-- Start Record set --
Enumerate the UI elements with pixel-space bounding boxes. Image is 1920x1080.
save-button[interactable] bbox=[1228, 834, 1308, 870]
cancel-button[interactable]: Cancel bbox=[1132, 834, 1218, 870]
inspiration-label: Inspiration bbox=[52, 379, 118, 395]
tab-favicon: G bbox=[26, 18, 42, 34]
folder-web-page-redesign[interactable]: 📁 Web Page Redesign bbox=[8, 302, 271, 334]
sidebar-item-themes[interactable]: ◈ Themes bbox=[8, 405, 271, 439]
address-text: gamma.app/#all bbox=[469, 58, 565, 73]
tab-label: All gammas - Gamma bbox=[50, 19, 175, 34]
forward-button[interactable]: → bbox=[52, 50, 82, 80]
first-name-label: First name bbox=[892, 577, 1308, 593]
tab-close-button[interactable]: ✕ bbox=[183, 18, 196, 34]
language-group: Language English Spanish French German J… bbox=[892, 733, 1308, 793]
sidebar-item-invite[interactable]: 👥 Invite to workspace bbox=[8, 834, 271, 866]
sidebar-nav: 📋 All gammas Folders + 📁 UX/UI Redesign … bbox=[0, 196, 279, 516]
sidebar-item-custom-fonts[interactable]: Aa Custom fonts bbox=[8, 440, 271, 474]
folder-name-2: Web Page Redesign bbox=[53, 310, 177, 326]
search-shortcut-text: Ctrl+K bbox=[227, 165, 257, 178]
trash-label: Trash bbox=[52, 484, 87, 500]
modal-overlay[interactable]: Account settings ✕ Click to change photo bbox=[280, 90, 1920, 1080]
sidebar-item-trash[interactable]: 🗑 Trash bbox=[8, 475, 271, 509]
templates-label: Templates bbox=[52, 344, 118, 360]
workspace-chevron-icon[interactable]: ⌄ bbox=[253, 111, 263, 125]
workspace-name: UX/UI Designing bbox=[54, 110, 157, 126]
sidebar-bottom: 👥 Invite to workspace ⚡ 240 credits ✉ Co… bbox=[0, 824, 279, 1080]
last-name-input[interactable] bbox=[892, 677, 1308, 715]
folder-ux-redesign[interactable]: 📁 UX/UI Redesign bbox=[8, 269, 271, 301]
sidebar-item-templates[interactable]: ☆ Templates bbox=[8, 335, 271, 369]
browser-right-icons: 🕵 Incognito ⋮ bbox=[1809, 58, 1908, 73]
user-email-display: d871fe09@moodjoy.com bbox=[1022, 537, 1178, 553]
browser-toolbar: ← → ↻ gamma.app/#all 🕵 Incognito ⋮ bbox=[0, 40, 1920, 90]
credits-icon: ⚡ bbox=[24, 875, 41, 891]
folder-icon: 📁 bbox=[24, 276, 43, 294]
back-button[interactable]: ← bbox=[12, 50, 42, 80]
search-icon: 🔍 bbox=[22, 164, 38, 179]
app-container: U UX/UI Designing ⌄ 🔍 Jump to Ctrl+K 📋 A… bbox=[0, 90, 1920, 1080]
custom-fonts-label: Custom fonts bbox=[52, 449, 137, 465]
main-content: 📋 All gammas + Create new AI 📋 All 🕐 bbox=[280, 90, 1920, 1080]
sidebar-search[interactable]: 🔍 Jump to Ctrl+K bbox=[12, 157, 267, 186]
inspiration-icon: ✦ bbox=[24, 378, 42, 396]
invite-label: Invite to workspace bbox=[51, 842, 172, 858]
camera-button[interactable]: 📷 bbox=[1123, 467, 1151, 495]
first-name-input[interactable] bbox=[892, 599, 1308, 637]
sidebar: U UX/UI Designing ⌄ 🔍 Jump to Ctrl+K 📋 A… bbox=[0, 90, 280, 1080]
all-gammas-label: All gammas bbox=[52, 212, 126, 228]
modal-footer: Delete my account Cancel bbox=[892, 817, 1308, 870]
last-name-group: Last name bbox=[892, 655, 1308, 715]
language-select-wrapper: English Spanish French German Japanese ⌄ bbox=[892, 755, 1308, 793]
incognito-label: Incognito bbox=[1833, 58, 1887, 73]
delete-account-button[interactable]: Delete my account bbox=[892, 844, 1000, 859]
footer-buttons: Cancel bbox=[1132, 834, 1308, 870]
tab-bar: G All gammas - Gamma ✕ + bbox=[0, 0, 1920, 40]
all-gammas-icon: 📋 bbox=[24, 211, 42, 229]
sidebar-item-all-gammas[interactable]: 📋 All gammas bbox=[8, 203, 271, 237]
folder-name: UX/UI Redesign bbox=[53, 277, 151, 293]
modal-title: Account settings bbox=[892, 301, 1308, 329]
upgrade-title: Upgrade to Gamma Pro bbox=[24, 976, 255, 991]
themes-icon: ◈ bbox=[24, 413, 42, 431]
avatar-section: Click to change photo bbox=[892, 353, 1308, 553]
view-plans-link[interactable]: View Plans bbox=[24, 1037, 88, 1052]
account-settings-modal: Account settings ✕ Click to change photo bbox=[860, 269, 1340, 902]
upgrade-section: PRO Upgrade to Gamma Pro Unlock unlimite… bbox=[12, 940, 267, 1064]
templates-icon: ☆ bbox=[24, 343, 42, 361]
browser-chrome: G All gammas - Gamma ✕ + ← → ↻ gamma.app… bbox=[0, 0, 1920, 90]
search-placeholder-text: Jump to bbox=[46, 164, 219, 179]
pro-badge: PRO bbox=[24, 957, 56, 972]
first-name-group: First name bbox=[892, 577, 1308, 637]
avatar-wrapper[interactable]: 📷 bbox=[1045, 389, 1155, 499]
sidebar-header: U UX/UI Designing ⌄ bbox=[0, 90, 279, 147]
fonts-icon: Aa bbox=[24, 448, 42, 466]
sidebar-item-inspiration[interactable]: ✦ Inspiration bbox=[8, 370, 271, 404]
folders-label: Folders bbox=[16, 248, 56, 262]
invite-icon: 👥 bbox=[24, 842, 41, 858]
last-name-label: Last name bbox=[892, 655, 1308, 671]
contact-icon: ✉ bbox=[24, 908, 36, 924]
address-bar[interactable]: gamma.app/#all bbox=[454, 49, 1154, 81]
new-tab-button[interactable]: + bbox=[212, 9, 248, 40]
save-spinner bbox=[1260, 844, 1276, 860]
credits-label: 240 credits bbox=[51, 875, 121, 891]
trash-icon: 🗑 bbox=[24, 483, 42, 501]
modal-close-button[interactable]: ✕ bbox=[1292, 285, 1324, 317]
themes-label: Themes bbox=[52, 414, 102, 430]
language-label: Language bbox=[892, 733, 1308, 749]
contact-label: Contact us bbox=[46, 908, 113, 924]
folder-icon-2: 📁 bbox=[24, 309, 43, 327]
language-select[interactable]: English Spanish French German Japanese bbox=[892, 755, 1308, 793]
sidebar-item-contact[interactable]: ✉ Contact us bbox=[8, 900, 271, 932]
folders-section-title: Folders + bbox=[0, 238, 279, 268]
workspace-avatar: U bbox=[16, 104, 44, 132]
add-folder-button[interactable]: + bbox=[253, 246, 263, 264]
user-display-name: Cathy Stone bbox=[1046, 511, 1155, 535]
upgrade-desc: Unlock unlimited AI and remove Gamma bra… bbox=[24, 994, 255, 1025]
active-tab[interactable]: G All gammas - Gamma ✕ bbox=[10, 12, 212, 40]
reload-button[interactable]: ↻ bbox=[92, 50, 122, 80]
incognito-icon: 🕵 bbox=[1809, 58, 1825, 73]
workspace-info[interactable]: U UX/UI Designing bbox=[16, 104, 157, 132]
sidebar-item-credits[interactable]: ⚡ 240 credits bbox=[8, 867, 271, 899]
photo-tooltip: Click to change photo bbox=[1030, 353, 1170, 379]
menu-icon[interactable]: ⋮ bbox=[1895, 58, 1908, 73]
-- End Record set --
Can you write out every line of the records above, character for character?

Enumerate the UI elements with pixel-space bounding boxes. Image is 1920x1080.
save-button[interactable] bbox=[1228, 834, 1308, 870]
cancel-button[interactable]: Cancel bbox=[1132, 834, 1218, 870]
inspiration-label: Inspiration bbox=[52, 379, 118, 395]
tab-favicon: G bbox=[26, 18, 42, 34]
folder-web-page-redesign[interactable]: 📁 Web Page Redesign bbox=[8, 302, 271, 334]
sidebar-item-themes[interactable]: ◈ Themes bbox=[8, 405, 271, 439]
address-text: gamma.app/#all bbox=[469, 58, 565, 73]
tab-label: All gammas - Gamma bbox=[50, 19, 175, 34]
forward-button[interactable]: → bbox=[52, 50, 82, 80]
first-name-label: First name bbox=[892, 577, 1308, 593]
tab-close-button[interactable]: ✕ bbox=[183, 18, 196, 34]
language-group: Language English Spanish French German J… bbox=[892, 733, 1308, 793]
sidebar-item-invite[interactable]: 👥 Invite to workspace bbox=[8, 834, 271, 866]
sidebar-nav: 📋 All gammas Folders + 📁 UX/UI Redesign … bbox=[0, 196, 279, 516]
sidebar-item-custom-fonts[interactable]: Aa Custom fonts bbox=[8, 440, 271, 474]
folder-name-2: Web Page Redesign bbox=[53, 310, 177, 326]
search-shortcut-text: Ctrl+K bbox=[227, 165, 257, 178]
trash-label: Trash bbox=[52, 484, 87, 500]
modal-overlay[interactable]: Account settings ✕ Click to change photo bbox=[280, 90, 1920, 1080]
sidebar-item-trash[interactable]: 🗑 Trash bbox=[8, 475, 271, 509]
templates-label: Templates bbox=[52, 344, 118, 360]
workspace-chevron-icon[interactable]: ⌄ bbox=[253, 111, 263, 125]
workspace-name: UX/UI Designing bbox=[54, 110, 157, 126]
sidebar-bottom: 👥 Invite to workspace ⚡ 240 credits ✉ Co… bbox=[0, 824, 279, 1080]
last-name-input[interactable] bbox=[892, 677, 1308, 715]
folder-ux-redesign[interactable]: 📁 UX/UI Redesign bbox=[8, 269, 271, 301]
sidebar-item-templates[interactable]: ☆ Templates bbox=[8, 335, 271, 369]
browser-right-icons: 🕵 Incognito ⋮ bbox=[1809, 58, 1908, 73]
user-email-display: d871fe09@moodjoy.com bbox=[1022, 537, 1178, 553]
browser-toolbar: ← → ↻ gamma.app/#all 🕵 Incognito ⋮ bbox=[0, 40, 1920, 90]
credits-icon: ⚡ bbox=[24, 875, 41, 891]
folder-icon: 📁 bbox=[24, 276, 43, 294]
back-button[interactable]: ← bbox=[12, 50, 42, 80]
search-icon: 🔍 bbox=[22, 164, 38, 179]
app-container: U UX/UI Designing ⌄ 🔍 Jump to Ctrl+K 📋 A… bbox=[0, 90, 1920, 1080]
custom-fonts-label: Custom fonts bbox=[52, 449, 137, 465]
main-content: 📋 All gammas + Create new AI 📋 All 🕐 bbox=[280, 90, 1920, 1080]
sidebar-search[interactable]: 🔍 Jump to Ctrl+K bbox=[12, 157, 267, 186]
inspiration-icon: ✦ bbox=[24, 378, 42, 396]
invite-label: Invite to workspace bbox=[51, 842, 172, 858]
camera-button[interactable]: 📷 bbox=[1123, 467, 1151, 495]
first-name-input[interactable] bbox=[892, 599, 1308, 637]
sidebar: U UX/UI Designing ⌄ 🔍 Jump to Ctrl+K 📋 A… bbox=[0, 90, 280, 1080]
all-gammas-label: All gammas bbox=[52, 212, 126, 228]
modal-footer: Delete my account Cancel bbox=[892, 817, 1308, 870]
last-name-group: Last name bbox=[892, 655, 1308, 715]
language-select-wrapper: English Spanish French German Japanese ⌄ bbox=[892, 755, 1308, 793]
incognito-label: Incognito bbox=[1833, 58, 1887, 73]
delete-account-button[interactable]: Delete my account bbox=[892, 844, 1000, 859]
footer-buttons: Cancel bbox=[1132, 834, 1308, 870]
tab-bar: G All gammas - Gamma ✕ + bbox=[0, 0, 1920, 40]
all-gammas-icon: 📋 bbox=[24, 211, 42, 229]
sidebar-item-all-gammas[interactable]: 📋 All gammas bbox=[8, 203, 271, 237]
folder-name: UX/UI Redesign bbox=[53, 277, 151, 293]
modal-title: Account settings bbox=[892, 301, 1308, 329]
upgrade-title: Upgrade to Gamma Pro bbox=[24, 976, 255, 991]
themes-icon: ◈ bbox=[24, 413, 42, 431]
avatar-section: Click to change photo bbox=[892, 353, 1308, 553]
view-plans-link[interactable]: View Plans bbox=[24, 1037, 88, 1052]
account-settings-modal: Account settings ✕ Click to change photo bbox=[860, 269, 1340, 902]
upgrade-section: PRO Upgrade to Gamma Pro Unlock unlimite… bbox=[12, 940, 267, 1064]
templates-icon: ☆ bbox=[24, 343, 42, 361]
browser-chrome: G All gammas - Gamma ✕ + ← → ↻ gamma.app… bbox=[0, 0, 1920, 90]
search-placeholder-text: Jump to bbox=[46, 164, 219, 179]
pro-badge: PRO bbox=[24, 957, 56, 972]
first-name-group: First name bbox=[892, 577, 1308, 637]
avatar-wrapper[interactable]: 📷 bbox=[1045, 389, 1155, 499]
sidebar-header: U UX/UI Designing ⌄ bbox=[0, 90, 279, 147]
fonts-icon: Aa bbox=[24, 448, 42, 466]
sidebar-item-inspiration[interactable]: ✦ Inspiration bbox=[8, 370, 271, 404]
folders-label: Folders bbox=[16, 248, 56, 262]
invite-icon: 👥 bbox=[24, 842, 41, 858]
last-name-label: Last name bbox=[892, 655, 1308, 671]
contact-icon: ✉ bbox=[24, 908, 36, 924]
address-bar[interactable]: gamma.app/#all bbox=[454, 49, 1154, 81]
new-tab-button[interactable]: + bbox=[212, 9, 248, 40]
save-spinner bbox=[1260, 844, 1276, 860]
credits-label: 240 credits bbox=[51, 875, 121, 891]
trash-icon: 🗑 bbox=[24, 483, 42, 501]
modal-close-button[interactable]: ✕ bbox=[1292, 285, 1324, 317]
themes-label: Themes bbox=[52, 414, 102, 430]
language-label: Language bbox=[892, 733, 1308, 749]
contact-label: Contact us bbox=[46, 908, 113, 924]
folder-icon-2: 📁 bbox=[24, 309, 43, 327]
language-select[interactable]: English Spanish French German Japanese bbox=[892, 755, 1308, 793]
sidebar-item-contact[interactable]: ✉ Contact us bbox=[8, 900, 271, 932]
folders-section-title: Folders + bbox=[0, 238, 279, 268]
workspace-avatar: U bbox=[16, 104, 44, 132]
add-folder-button[interactable]: + bbox=[253, 246, 263, 264]
user-display-name: Cathy Stone bbox=[1046, 511, 1155, 535]
upgrade-desc: Unlock unlimited AI and remove Gamma bra… bbox=[24, 994, 255, 1025]
active-tab[interactable]: G All gammas - Gamma ✕ bbox=[10, 12, 212, 40]
reload-button[interactable]: ↻ bbox=[92, 50, 122, 80]
incognito-icon: 🕵 bbox=[1809, 58, 1825, 73]
workspace-info[interactable]: U UX/UI Designing bbox=[16, 104, 157, 132]
sidebar-item-credits[interactable]: ⚡ 240 credits bbox=[8, 867, 271, 899]
photo-tooltip: Click to change photo bbox=[1030, 353, 1170, 379]
menu-icon[interactable]: ⋮ bbox=[1895, 58, 1908, 73]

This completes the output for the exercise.